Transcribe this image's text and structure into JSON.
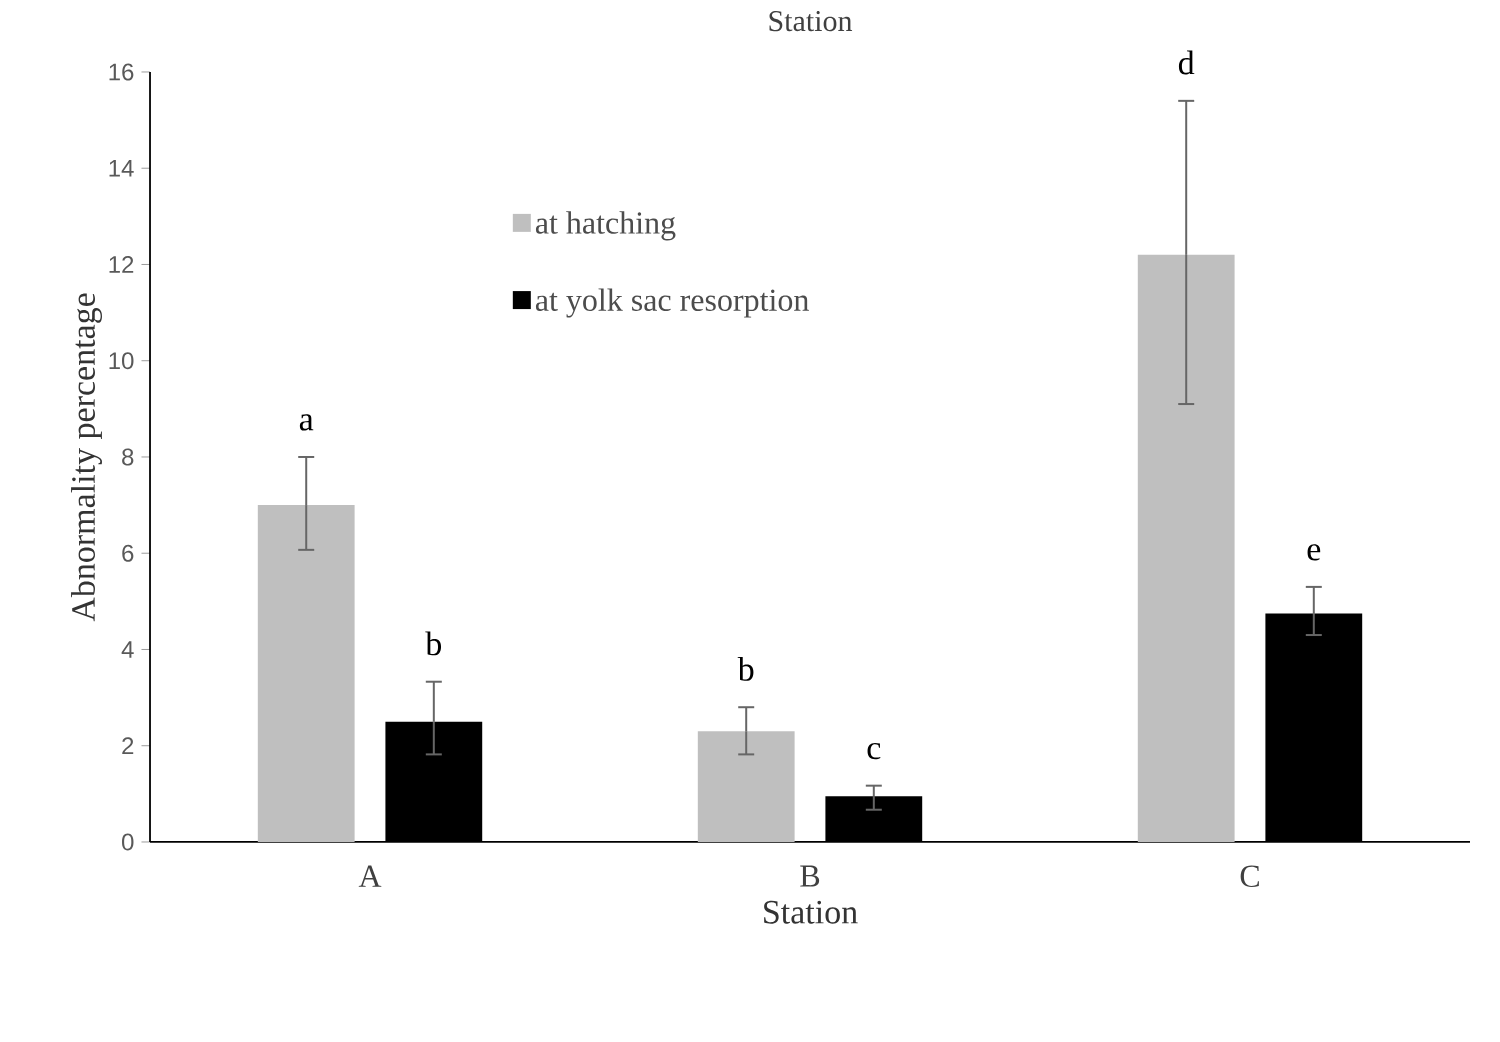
{
  "chart_data": {
    "type": "bar",
    "title": "Station",
    "xlabel": "Station",
    "ylabel": "Abnormality  percentage",
    "categories": [
      "A",
      "B",
      "C"
    ],
    "series": [
      {
        "name": "at hatching",
        "color": "#bfbfbf",
        "values": [
          7.0,
          2.3,
          12.2
        ],
        "errors": [
          [
            6.07,
            8.0
          ],
          [
            1.82,
            2.8
          ],
          [
            9.1,
            15.4
          ]
        ]
      },
      {
        "name": "at yolk sac resorption",
        "color": "#000000",
        "values": [
          2.5,
          0.95,
          4.75
        ],
        "errors": [
          [
            1.82,
            3.33
          ],
          [
            0.67,
            1.17
          ],
          [
            4.3,
            5.3
          ]
        ]
      }
    ],
    "ylim": [
      0,
      16
    ],
    "yticks": [
      0,
      2,
      4,
      6,
      8,
      10,
      12,
      14,
      16
    ],
    "grid": false,
    "legend": "top",
    "annotations": [
      "a",
      "b",
      "b",
      "c",
      "d",
      "e"
    ]
  }
}
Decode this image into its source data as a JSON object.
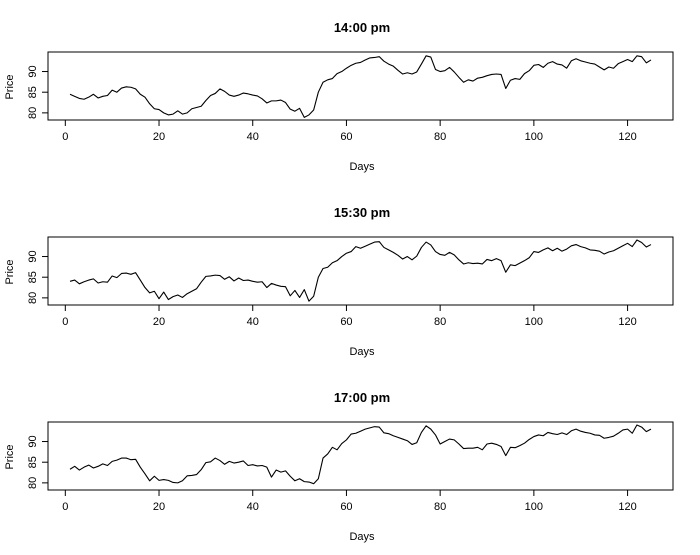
{
  "chart_data": [
    {
      "type": "line",
      "title": "14:00 pm",
      "xlabel": "Days",
      "ylabel": "Price",
      "xlim": [
        1,
        125
      ],
      "ylim": [
        79,
        94
      ],
      "xticks": [
        0,
        20,
        40,
        60,
        80,
        100,
        120
      ],
      "yticks": [
        80,
        85,
        90
      ],
      "series": [
        {
          "x": [
            1,
            2,
            3,
            4,
            5,
            6,
            7,
            8,
            9,
            10,
            11,
            12,
            13,
            14,
            15,
            16,
            17,
            18,
            19,
            20,
            21,
            22,
            23,
            24,
            25,
            26,
            27,
            28,
            29,
            30,
            31,
            32,
            33,
            34,
            35,
            36,
            37,
            38,
            39,
            40,
            41,
            42,
            43,
            44,
            45,
            46,
            47,
            48,
            49,
            50,
            51,
            52,
            53,
            54,
            55,
            56,
            57,
            58,
            59,
            60,
            61,
            62,
            63,
            64,
            65,
            66,
            67,
            68,
            69,
            70,
            71,
            72,
            73,
            74,
            75,
            76,
            77,
            78,
            79,
            80,
            81,
            82,
            83,
            84,
            85,
            86,
            87,
            88,
            89,
            90,
            91,
            92,
            93,
            94,
            95,
            96,
            97,
            98,
            99,
            100,
            101,
            102,
            103,
            104,
            105,
            106,
            107,
            108,
            109,
            110,
            111,
            112,
            113,
            114,
            115,
            116,
            117,
            118,
            119,
            120,
            121,
            122,
            123,
            124,
            125
          ],
          "values": [
            84.5,
            84.0,
            83.5,
            83.3,
            83.8,
            84.5,
            83.6,
            84.0,
            84.2,
            85.5,
            85.0,
            86.0,
            86.3,
            86.2,
            85.8,
            84.5,
            83.8,
            82.2,
            81.0,
            80.8,
            80.0,
            79.5,
            79.7,
            80.5,
            79.7,
            80.0,
            81.0,
            81.3,
            81.6,
            83.0,
            84.2,
            84.7,
            85.8,
            85.2,
            84.3,
            84.0,
            84.3,
            84.8,
            84.6,
            84.3,
            84.1,
            83.4,
            82.4,
            82.9,
            82.9,
            83.1,
            82.5,
            80.9,
            80.4,
            81.1,
            78.9,
            79.5,
            80.7,
            85.0,
            87.4,
            88.0,
            88.3,
            89.5,
            90.0,
            90.8,
            91.5,
            92.0,
            92.2,
            92.8,
            93.3,
            93.4,
            93.6,
            92.5,
            91.8,
            91.3,
            90.3,
            89.4,
            89.7,
            89.4,
            89.9,
            91.8,
            93.8,
            93.5,
            90.5,
            90.0,
            90.2,
            91.0,
            89.9,
            88.6,
            87.4,
            88.0,
            87.7,
            88.4,
            88.6,
            89.0,
            89.3,
            89.4,
            89.3,
            85.9,
            87.9,
            88.3,
            88.1,
            89.5,
            90.2,
            91.5,
            91.7,
            91.0,
            92.0,
            92.4,
            91.8,
            91.6,
            90.8,
            92.6,
            93.1,
            92.6,
            92.3,
            92.0,
            91.8,
            91.1,
            90.4,
            91.1,
            90.8,
            91.9,
            92.4,
            92.9,
            92.4,
            93.8,
            93.6,
            92.1,
            92.8
          ]
        }
      ]
    },
    {
      "type": "line",
      "title": "15:30 pm",
      "xlabel": "Days",
      "ylabel": "Price",
      "xlim": [
        1,
        125
      ],
      "ylim": [
        79,
        94
      ],
      "xticks": [
        0,
        20,
        40,
        60,
        80,
        100,
        120
      ],
      "yticks": [
        80,
        85,
        90
      ],
      "series": [
        {
          "x": [
            1,
            2,
            3,
            4,
            5,
            6,
            7,
            8,
            9,
            10,
            11,
            12,
            13,
            14,
            15,
            16,
            17,
            18,
            19,
            20,
            21,
            22,
            23,
            24,
            25,
            26,
            27,
            28,
            29,
            30,
            31,
            32,
            33,
            34,
            35,
            36,
            37,
            38,
            39,
            40,
            41,
            42,
            43,
            44,
            45,
            46,
            47,
            48,
            49,
            50,
            51,
            52,
            53,
            54,
            55,
            56,
            57,
            58,
            59,
            60,
            61,
            62,
            63,
            64,
            65,
            66,
            67,
            68,
            69,
            70,
            71,
            72,
            73,
            74,
            75,
            76,
            77,
            78,
            79,
            80,
            81,
            82,
            83,
            84,
            85,
            86,
            87,
            88,
            89,
            90,
            91,
            92,
            93,
            94,
            95,
            96,
            97,
            98,
            99,
            100,
            101,
            102,
            103,
            104,
            105,
            106,
            107,
            108,
            109,
            110,
            111,
            112,
            113,
            114,
            115,
            116,
            117,
            118,
            119,
            120,
            121,
            122,
            123,
            124,
            125
          ],
          "values": [
            84.0,
            84.3,
            83.4,
            83.9,
            84.3,
            84.6,
            83.6,
            83.9,
            83.8,
            85.3,
            84.9,
            85.9,
            86.0,
            85.7,
            86.1,
            84.3,
            82.5,
            81.2,
            81.6,
            79.8,
            81.4,
            79.6,
            80.3,
            80.7,
            80.1,
            81.0,
            81.6,
            82.2,
            83.8,
            85.2,
            85.3,
            85.5,
            85.4,
            84.5,
            85.1,
            84.1,
            84.8,
            84.2,
            84.3,
            84.0,
            83.8,
            83.9,
            82.5,
            83.5,
            83.1,
            82.8,
            82.7,
            80.5,
            81.8,
            80.1,
            82.0,
            79.2,
            80.4,
            85.0,
            87.1,
            87.4,
            88.5,
            89.0,
            90.0,
            90.8,
            91.2,
            92.4,
            92.0,
            92.5,
            93.0,
            93.5,
            93.6,
            92.2,
            91.6,
            91.0,
            90.3,
            89.4,
            90.0,
            89.2,
            90.1,
            92.2,
            93.5,
            92.8,
            91.2,
            90.5,
            90.3,
            91.0,
            90.4,
            89.2,
            88.2,
            88.5,
            88.3,
            88.4,
            88.2,
            89.3,
            89.0,
            89.5,
            89.0,
            86.2,
            88.0,
            87.8,
            88.4,
            89.0,
            89.7,
            91.2,
            91.0,
            91.6,
            92.1,
            91.4,
            92.0,
            91.3,
            91.8,
            92.6,
            92.9,
            92.4,
            92.1,
            91.6,
            91.5,
            91.3,
            90.6,
            91.1,
            91.4,
            92.0,
            92.6,
            93.2,
            92.4,
            94.0,
            93.4,
            92.3,
            92.9
          ]
        }
      ]
    },
    {
      "type": "line",
      "title": "17:00 pm",
      "xlabel": "Days",
      "ylabel": "Price",
      "xlim": [
        1,
        125
      ],
      "ylim": [
        79,
        94
      ],
      "xticks": [
        0,
        20,
        40,
        60,
        80,
        100,
        120
      ],
      "yticks": [
        80,
        85,
        90
      ],
      "series": [
        {
          "x": [
            1,
            2,
            3,
            4,
            5,
            6,
            7,
            8,
            9,
            10,
            11,
            12,
            13,
            14,
            15,
            16,
            17,
            18,
            19,
            20,
            21,
            22,
            23,
            24,
            25,
            26,
            27,
            28,
            29,
            30,
            31,
            32,
            33,
            34,
            35,
            36,
            37,
            38,
            39,
            40,
            41,
            42,
            43,
            44,
            45,
            46,
            47,
            48,
            49,
            50,
            51,
            52,
            53,
            54,
            55,
            56,
            57,
            58,
            59,
            60,
            61,
            62,
            63,
            64,
            65,
            66,
            67,
            68,
            69,
            70,
            71,
            72,
            73,
            74,
            75,
            76,
            77,
            78,
            79,
            80,
            81,
            82,
            83,
            84,
            85,
            86,
            87,
            88,
            89,
            90,
            91,
            92,
            93,
            94,
            95,
            96,
            97,
            98,
            99,
            100,
            101,
            102,
            103,
            104,
            105,
            106,
            107,
            108,
            109,
            110,
            111,
            112,
            113,
            114,
            115,
            116,
            117,
            118,
            119,
            120,
            121,
            122,
            123,
            124,
            125
          ],
          "values": [
            83.3,
            84.0,
            83.1,
            83.8,
            84.3,
            83.6,
            84.0,
            84.6,
            84.2,
            85.2,
            85.5,
            86.0,
            86.0,
            85.6,
            85.7,
            83.8,
            82.2,
            80.5,
            81.6,
            80.6,
            80.8,
            80.6,
            80.1,
            80.0,
            80.5,
            81.7,
            81.8,
            82.0,
            83.2,
            84.9,
            85.1,
            86.0,
            85.4,
            84.5,
            85.2,
            84.8,
            85.0,
            85.3,
            84.2,
            84.4,
            84.1,
            84.2,
            83.8,
            81.4,
            83.1,
            82.6,
            82.9,
            81.6,
            80.5,
            81.0,
            80.3,
            80.2,
            79.8,
            81.0,
            86.0,
            87.0,
            88.6,
            88.0,
            89.5,
            90.4,
            91.8,
            92.0,
            92.5,
            93.0,
            93.3,
            93.6,
            93.5,
            92.1,
            91.9,
            91.4,
            91.0,
            90.6,
            90.2,
            89.3,
            89.7,
            92.2,
            93.8,
            93.0,
            91.6,
            89.4,
            90.0,
            90.6,
            90.4,
            89.4,
            88.3,
            88.4,
            88.4,
            88.6,
            88.0,
            89.4,
            89.6,
            89.3,
            88.8,
            86.6,
            88.6,
            88.5,
            89.0,
            89.6,
            90.5,
            91.2,
            91.6,
            91.4,
            92.2,
            91.9,
            91.7,
            92.1,
            91.7,
            92.6,
            93.0,
            92.5,
            92.2,
            92.0,
            91.6,
            91.5,
            90.8,
            91.0,
            91.3,
            92.0,
            92.8,
            93.0,
            92.0,
            94.0,
            93.5,
            92.4,
            93.0
          ]
        }
      ]
    }
  ]
}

DIRECTIVE.
Copy each line from the data above that includes "title".

RESPONSE FOR THIS EXERCISE.
    "title": "Station",
      "title": "14:00 pm",
      "title": "15:30 pm",
      "title": "17:00 pm",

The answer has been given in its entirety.